▶ _What is expected_
Which lines in the records below contain the word "Norge"? Report each of them.

▶ _The data_
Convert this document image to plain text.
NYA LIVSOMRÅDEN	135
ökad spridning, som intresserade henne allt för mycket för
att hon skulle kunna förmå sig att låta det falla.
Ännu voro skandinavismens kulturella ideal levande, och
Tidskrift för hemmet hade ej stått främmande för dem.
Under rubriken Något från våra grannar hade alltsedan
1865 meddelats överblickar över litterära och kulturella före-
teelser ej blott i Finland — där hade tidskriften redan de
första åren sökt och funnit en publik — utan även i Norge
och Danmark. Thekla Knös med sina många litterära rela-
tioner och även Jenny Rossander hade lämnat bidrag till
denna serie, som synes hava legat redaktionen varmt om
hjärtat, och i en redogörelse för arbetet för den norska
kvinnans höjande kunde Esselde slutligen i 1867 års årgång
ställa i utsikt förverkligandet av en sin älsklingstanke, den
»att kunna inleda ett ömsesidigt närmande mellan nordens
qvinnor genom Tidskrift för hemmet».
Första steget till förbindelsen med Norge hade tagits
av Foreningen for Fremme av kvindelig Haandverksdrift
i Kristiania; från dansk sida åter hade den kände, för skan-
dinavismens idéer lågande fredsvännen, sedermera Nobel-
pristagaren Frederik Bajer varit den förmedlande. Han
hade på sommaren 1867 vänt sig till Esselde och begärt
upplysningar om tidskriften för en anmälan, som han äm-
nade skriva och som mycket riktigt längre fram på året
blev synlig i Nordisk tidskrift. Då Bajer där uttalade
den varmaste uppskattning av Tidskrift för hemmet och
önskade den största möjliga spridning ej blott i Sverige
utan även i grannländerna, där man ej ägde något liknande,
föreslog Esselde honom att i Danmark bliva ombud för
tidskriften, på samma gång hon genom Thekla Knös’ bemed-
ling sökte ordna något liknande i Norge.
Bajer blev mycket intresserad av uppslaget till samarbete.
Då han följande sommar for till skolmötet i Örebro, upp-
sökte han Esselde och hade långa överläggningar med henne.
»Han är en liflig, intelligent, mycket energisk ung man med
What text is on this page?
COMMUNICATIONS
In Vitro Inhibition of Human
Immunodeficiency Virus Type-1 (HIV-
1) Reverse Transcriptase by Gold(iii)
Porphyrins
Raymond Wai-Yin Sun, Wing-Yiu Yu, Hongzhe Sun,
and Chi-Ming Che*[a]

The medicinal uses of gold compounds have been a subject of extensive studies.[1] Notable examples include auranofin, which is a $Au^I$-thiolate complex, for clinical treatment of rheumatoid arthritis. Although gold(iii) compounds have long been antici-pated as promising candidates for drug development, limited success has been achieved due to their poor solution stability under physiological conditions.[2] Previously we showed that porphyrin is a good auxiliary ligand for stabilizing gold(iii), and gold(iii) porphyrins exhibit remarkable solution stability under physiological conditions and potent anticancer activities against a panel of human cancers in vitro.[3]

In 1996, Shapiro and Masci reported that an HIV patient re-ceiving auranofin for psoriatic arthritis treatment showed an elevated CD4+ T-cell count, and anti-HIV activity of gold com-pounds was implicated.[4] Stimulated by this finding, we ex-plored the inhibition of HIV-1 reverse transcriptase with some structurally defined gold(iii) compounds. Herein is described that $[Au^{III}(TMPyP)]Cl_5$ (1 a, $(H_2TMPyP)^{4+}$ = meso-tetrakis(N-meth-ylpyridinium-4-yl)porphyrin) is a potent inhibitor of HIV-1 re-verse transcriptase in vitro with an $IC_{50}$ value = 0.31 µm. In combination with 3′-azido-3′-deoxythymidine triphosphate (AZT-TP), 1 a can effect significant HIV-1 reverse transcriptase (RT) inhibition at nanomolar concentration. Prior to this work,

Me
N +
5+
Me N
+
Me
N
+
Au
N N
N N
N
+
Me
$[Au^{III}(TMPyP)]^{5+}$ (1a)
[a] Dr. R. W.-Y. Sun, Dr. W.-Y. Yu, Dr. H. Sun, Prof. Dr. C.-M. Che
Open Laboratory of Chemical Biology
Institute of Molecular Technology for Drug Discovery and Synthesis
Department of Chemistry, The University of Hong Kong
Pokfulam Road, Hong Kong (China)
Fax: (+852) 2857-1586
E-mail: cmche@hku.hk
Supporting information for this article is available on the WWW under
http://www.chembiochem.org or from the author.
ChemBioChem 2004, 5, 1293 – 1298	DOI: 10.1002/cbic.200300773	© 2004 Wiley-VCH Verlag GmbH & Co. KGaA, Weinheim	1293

▶ _Your solution_
första åren sökt och funnit en publik — utan även i Norge
Första steget till förbindelsen med Norge hade tagits
ling sökte ordna något liknande i Norge.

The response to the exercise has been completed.